==== Material for this exercise ====

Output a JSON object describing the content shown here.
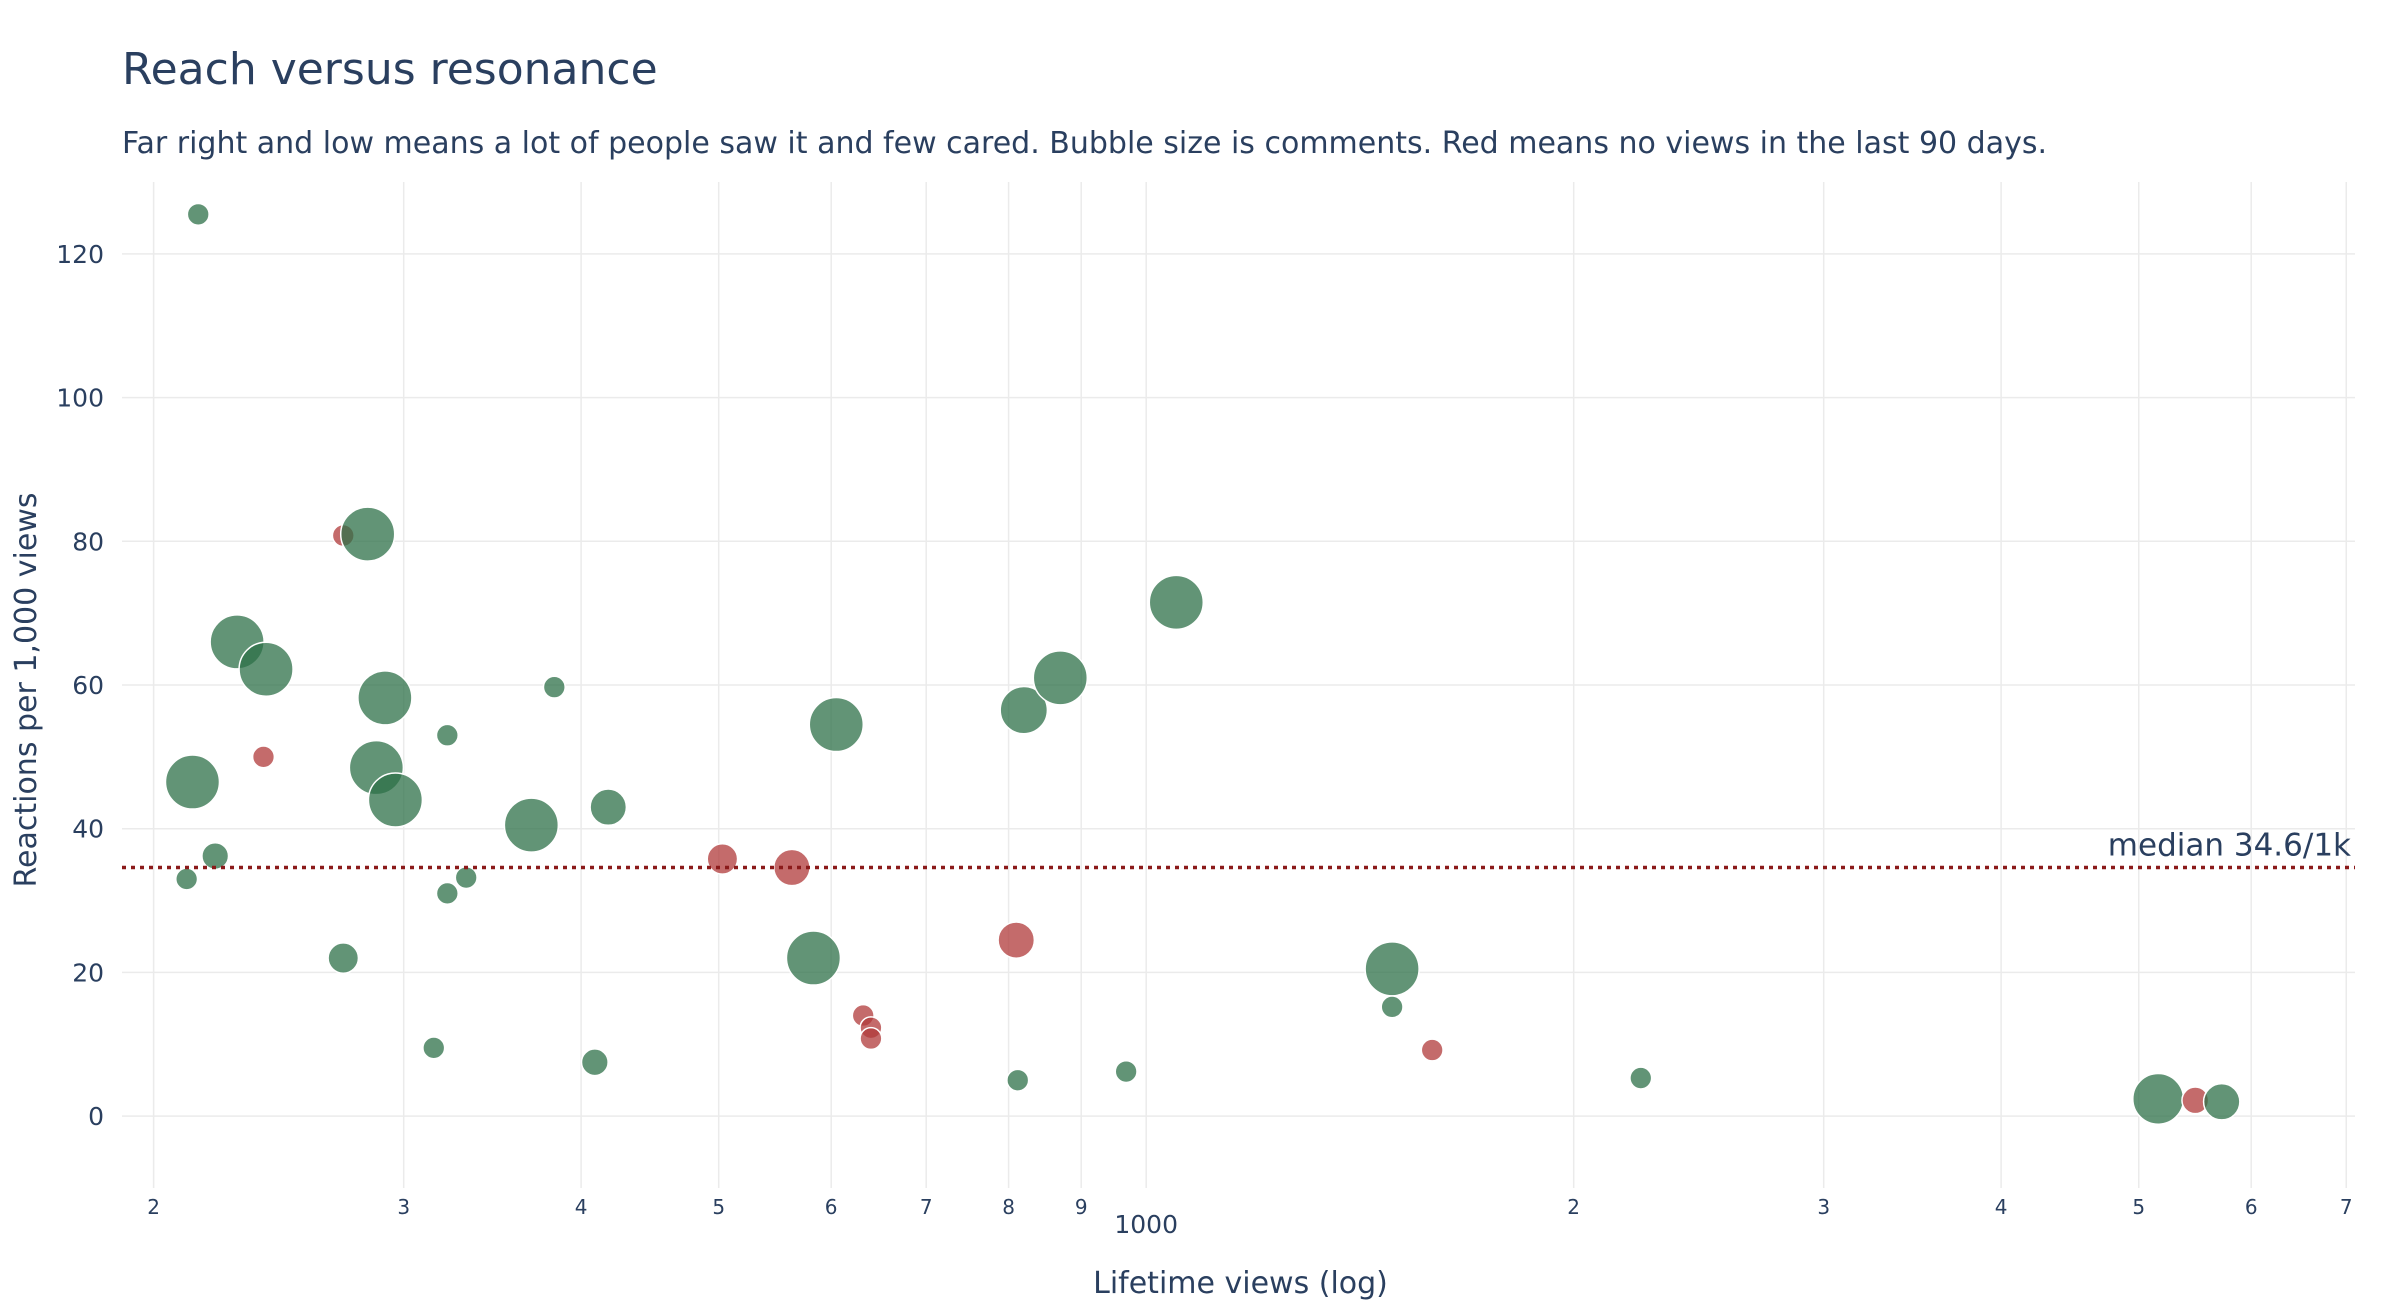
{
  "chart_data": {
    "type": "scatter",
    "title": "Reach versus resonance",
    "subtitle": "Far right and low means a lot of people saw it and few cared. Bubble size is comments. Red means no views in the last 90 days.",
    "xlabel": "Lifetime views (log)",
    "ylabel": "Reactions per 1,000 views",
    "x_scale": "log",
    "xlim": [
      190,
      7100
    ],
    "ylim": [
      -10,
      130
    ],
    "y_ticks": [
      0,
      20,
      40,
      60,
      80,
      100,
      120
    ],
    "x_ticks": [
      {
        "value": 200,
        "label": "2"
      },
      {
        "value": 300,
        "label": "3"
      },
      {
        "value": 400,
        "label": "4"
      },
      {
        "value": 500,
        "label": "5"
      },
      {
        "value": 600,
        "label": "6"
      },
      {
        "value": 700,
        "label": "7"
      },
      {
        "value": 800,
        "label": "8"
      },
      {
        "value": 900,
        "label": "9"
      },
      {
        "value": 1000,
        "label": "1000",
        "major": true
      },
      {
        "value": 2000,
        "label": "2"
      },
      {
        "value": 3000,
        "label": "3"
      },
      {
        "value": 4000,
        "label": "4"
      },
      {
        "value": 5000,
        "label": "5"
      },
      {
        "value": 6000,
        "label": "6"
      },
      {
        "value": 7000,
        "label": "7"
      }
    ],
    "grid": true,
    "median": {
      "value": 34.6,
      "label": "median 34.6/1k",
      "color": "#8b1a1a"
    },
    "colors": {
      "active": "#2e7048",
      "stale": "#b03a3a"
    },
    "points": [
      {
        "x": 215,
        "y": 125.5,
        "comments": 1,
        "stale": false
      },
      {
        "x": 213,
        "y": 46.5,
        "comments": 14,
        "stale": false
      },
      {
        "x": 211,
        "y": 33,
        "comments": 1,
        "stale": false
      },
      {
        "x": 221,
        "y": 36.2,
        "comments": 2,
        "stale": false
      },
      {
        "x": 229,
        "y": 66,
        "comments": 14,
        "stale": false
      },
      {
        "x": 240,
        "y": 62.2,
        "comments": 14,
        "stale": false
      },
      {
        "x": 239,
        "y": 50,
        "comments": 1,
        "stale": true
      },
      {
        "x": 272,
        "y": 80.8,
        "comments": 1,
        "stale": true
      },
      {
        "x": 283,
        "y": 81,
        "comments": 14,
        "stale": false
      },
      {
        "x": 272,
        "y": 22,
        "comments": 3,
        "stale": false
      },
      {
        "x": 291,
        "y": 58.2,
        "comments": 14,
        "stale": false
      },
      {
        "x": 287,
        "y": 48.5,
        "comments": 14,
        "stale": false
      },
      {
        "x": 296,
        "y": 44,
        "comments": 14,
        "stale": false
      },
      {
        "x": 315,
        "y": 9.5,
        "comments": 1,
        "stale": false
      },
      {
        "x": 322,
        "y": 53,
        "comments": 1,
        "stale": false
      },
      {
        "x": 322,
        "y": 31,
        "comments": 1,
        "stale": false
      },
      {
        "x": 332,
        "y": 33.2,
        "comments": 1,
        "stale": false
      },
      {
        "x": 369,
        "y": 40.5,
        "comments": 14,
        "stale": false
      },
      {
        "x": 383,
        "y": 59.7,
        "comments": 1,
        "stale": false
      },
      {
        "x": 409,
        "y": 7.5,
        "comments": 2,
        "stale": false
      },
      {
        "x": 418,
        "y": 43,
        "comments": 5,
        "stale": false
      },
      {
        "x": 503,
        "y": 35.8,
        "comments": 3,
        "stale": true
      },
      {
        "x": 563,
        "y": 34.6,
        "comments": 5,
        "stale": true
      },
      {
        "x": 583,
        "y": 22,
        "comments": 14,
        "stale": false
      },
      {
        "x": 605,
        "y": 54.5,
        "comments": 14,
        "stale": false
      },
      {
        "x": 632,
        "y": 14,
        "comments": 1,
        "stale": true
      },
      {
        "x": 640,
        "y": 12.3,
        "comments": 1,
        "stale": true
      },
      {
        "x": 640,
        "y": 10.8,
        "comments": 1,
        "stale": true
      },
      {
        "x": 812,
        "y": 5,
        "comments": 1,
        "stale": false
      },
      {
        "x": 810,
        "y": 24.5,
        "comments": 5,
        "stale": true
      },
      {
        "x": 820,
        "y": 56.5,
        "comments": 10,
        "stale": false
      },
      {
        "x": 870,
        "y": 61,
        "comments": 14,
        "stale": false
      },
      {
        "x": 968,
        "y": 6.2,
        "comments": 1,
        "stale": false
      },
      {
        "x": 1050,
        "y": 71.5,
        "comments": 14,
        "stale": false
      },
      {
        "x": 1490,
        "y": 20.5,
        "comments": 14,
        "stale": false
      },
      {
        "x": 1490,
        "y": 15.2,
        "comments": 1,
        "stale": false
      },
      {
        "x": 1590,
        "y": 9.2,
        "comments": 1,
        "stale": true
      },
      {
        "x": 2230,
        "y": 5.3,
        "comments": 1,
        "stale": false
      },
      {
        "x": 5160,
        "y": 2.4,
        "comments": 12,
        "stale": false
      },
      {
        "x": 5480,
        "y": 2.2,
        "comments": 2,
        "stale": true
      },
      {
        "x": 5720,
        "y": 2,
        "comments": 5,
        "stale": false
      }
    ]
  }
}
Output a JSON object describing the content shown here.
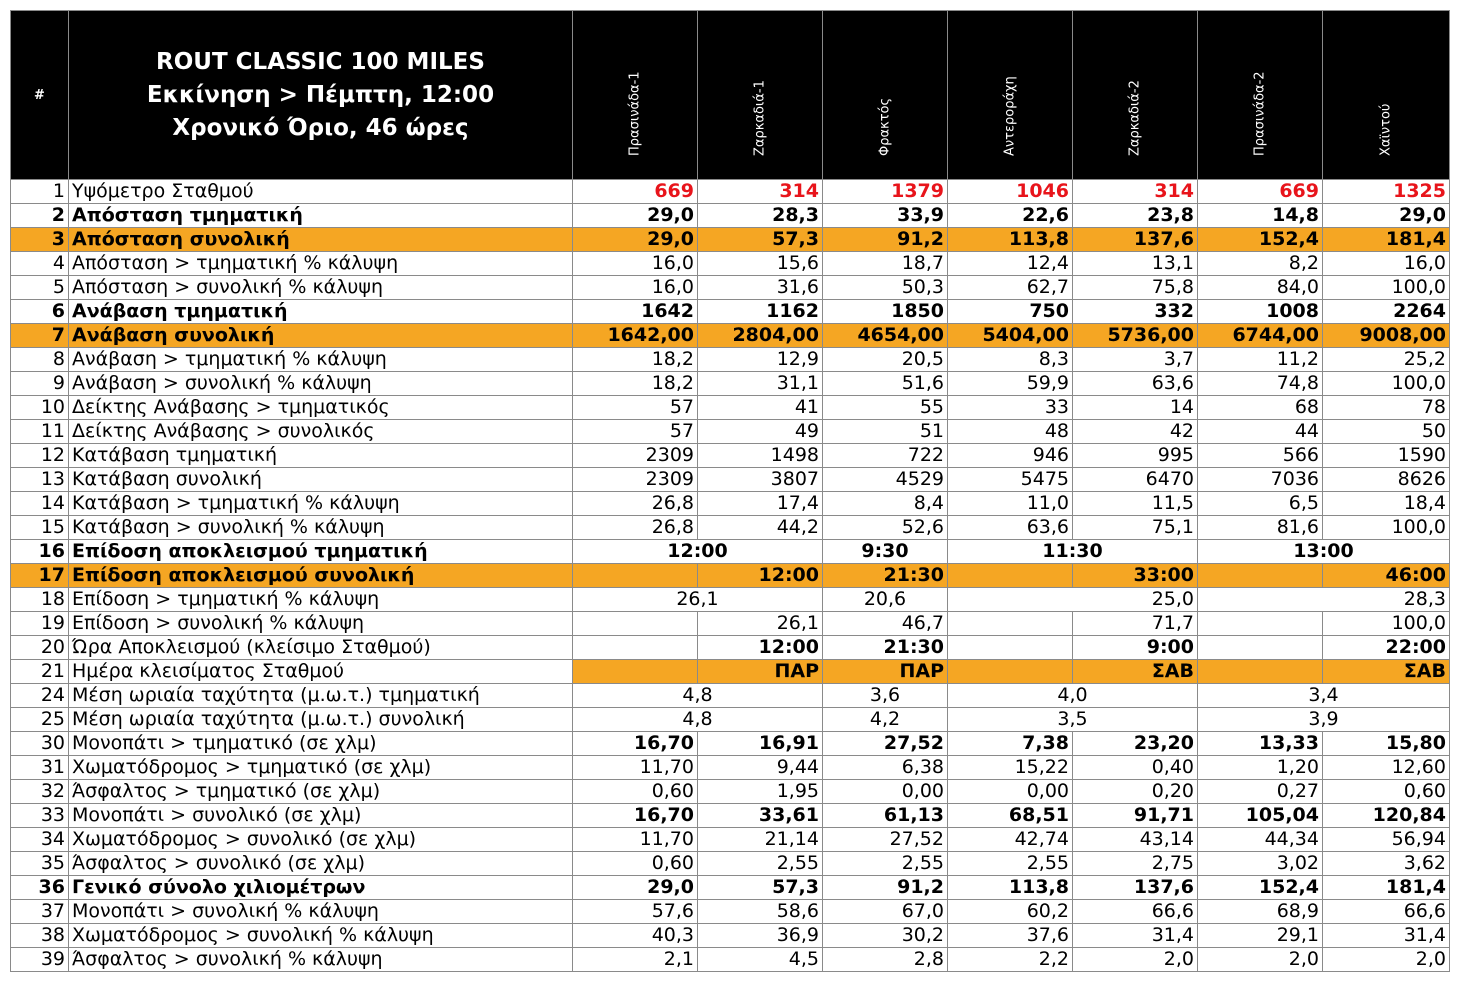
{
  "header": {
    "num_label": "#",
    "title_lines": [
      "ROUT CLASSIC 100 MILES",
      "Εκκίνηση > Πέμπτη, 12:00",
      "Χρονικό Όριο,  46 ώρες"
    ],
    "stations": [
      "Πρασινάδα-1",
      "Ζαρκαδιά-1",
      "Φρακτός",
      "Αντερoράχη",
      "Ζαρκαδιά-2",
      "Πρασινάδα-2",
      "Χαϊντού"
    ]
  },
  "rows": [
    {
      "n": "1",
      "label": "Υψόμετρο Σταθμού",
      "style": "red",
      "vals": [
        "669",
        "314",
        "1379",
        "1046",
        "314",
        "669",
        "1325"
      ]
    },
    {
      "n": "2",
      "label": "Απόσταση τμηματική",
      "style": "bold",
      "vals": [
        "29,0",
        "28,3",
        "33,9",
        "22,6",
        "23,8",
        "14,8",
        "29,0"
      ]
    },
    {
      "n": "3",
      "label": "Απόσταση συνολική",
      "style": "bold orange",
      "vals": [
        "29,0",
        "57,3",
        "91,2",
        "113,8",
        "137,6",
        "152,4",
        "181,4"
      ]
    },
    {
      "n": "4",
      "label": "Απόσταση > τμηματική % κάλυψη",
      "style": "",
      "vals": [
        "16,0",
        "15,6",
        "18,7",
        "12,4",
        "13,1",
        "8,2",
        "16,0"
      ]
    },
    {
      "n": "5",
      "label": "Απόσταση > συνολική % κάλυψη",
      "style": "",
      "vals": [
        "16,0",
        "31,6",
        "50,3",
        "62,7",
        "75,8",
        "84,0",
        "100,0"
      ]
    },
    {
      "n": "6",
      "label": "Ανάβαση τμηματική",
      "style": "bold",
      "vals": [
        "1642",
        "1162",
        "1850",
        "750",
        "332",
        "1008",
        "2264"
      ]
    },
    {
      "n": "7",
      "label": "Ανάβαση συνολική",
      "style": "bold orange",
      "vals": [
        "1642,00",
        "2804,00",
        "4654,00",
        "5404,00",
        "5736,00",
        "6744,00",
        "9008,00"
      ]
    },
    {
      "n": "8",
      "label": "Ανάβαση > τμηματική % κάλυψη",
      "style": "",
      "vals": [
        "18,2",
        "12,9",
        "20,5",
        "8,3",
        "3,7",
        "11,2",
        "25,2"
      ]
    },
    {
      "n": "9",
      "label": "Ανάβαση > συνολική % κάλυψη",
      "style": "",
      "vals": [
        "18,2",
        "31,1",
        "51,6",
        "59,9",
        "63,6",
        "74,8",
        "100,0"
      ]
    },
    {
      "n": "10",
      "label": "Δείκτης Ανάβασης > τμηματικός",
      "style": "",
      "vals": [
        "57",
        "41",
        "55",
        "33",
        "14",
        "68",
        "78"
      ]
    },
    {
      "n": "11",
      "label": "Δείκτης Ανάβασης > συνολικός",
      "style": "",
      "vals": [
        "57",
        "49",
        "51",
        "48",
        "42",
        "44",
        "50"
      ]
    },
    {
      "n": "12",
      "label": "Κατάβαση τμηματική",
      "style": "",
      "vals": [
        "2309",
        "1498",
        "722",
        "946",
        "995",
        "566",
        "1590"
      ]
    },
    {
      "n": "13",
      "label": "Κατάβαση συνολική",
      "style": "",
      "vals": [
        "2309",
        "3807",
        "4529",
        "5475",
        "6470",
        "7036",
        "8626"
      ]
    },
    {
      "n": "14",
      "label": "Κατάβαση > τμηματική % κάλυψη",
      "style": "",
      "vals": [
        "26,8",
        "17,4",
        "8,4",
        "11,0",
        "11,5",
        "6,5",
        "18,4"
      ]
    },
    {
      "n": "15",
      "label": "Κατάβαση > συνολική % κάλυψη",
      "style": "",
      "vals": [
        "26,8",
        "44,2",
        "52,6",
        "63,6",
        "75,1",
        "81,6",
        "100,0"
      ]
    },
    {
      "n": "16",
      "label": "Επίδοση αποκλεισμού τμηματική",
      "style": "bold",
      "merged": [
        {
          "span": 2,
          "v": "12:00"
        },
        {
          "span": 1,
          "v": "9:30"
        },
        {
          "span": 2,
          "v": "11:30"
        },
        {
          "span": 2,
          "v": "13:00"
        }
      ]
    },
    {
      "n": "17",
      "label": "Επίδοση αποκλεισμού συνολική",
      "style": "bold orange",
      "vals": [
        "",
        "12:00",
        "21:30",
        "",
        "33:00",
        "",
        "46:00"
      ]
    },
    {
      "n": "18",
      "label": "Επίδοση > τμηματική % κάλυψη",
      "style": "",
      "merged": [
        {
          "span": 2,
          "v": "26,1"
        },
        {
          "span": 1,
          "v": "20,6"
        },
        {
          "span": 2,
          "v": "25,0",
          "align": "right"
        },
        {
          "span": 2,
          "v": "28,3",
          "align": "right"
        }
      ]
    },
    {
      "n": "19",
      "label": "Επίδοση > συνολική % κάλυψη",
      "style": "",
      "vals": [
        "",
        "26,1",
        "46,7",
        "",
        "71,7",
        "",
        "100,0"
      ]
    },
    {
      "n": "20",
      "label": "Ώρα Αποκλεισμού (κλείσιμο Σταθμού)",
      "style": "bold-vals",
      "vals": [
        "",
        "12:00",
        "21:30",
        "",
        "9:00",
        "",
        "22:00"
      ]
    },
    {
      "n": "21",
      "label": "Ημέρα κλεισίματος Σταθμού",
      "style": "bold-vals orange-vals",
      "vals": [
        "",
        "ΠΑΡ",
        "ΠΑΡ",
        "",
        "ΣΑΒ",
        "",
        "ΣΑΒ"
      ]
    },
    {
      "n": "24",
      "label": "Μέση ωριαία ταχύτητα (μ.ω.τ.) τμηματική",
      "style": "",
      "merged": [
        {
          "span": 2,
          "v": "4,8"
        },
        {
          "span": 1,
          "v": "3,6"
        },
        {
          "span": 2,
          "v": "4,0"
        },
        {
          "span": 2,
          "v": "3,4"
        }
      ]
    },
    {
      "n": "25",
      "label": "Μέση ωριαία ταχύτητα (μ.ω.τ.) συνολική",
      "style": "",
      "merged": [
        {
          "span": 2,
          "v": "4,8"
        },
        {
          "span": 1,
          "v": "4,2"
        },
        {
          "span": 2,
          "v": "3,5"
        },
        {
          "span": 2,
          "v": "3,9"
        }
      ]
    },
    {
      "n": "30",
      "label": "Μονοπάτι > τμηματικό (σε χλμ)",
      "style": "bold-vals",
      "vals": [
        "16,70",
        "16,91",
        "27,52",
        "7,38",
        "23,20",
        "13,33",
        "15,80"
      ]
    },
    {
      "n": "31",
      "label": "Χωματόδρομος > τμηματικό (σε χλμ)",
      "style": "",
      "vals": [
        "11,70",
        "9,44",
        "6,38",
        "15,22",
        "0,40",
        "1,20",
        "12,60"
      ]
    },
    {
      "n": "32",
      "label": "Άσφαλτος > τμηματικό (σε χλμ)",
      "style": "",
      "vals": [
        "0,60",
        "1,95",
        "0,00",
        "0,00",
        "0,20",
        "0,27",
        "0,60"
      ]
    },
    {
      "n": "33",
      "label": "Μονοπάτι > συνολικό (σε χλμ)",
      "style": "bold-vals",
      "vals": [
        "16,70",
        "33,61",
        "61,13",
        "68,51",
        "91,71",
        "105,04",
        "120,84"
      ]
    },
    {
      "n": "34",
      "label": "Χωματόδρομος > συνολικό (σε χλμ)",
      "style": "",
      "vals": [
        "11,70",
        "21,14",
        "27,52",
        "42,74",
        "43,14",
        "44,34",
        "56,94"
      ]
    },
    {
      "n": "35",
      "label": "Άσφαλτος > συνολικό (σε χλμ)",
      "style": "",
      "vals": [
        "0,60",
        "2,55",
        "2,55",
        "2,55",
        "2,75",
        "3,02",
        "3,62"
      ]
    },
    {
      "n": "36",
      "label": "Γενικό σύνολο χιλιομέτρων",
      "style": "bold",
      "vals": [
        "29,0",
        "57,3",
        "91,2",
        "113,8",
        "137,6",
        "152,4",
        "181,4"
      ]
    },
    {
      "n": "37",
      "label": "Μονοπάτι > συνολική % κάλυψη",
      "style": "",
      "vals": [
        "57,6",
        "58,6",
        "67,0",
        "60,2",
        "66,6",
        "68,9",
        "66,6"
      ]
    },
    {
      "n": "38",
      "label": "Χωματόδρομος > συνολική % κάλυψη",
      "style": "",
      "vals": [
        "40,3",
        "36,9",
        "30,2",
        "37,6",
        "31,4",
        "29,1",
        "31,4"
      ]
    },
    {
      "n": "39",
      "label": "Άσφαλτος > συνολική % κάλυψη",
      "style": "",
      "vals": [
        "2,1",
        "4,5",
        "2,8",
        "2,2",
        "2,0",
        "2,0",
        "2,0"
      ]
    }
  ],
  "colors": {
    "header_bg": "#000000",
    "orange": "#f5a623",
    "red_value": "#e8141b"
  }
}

====

Request:
Out of the records, collect only those lines that contain the string "Απόσταση".

Exercise answer:
      "label": "Απόσταση τμηματική",
      "label": "Απόσταση συνολική",
      "label": "Απόσταση > τμηματική % κάλυψη",
      "label": "Απόσταση > συνολική % κάλυψη",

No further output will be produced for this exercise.